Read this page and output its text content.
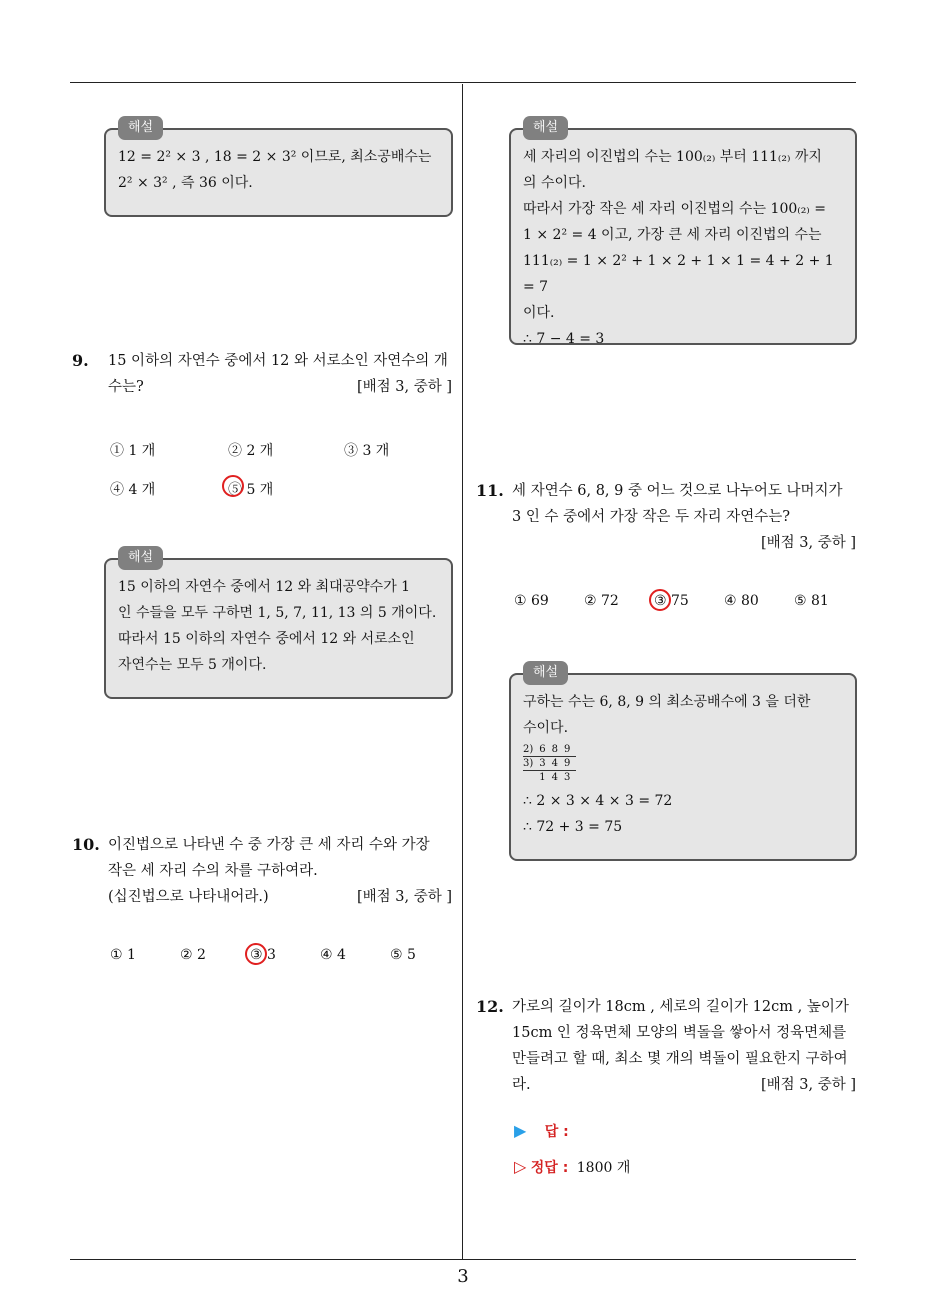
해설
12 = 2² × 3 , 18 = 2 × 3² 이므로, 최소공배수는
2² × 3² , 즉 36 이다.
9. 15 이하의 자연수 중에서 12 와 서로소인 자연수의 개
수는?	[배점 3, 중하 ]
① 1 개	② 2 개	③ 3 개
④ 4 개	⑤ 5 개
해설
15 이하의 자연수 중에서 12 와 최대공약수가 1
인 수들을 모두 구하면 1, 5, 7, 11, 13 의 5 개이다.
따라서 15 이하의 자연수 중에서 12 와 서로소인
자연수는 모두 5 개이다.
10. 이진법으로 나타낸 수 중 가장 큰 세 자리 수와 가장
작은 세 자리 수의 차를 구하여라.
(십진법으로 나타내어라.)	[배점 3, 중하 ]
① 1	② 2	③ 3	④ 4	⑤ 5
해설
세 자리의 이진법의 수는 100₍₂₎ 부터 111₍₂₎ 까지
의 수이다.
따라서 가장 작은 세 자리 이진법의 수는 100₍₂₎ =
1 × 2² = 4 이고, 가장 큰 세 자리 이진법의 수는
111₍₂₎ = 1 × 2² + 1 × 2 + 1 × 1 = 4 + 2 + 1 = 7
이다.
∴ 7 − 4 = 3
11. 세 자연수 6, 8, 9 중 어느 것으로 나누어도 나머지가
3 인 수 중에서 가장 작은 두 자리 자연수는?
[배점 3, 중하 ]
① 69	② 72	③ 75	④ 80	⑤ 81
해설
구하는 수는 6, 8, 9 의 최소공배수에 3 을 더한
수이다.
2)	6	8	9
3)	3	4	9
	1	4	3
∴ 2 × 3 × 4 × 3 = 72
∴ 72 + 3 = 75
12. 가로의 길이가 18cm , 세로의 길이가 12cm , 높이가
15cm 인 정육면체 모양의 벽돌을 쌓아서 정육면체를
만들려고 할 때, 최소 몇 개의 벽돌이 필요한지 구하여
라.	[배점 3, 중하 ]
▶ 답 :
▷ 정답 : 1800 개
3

————————

__Your objective__
State how many lines of the entries above include the word "이진법의", offering no text other than the number.

__Answer__
3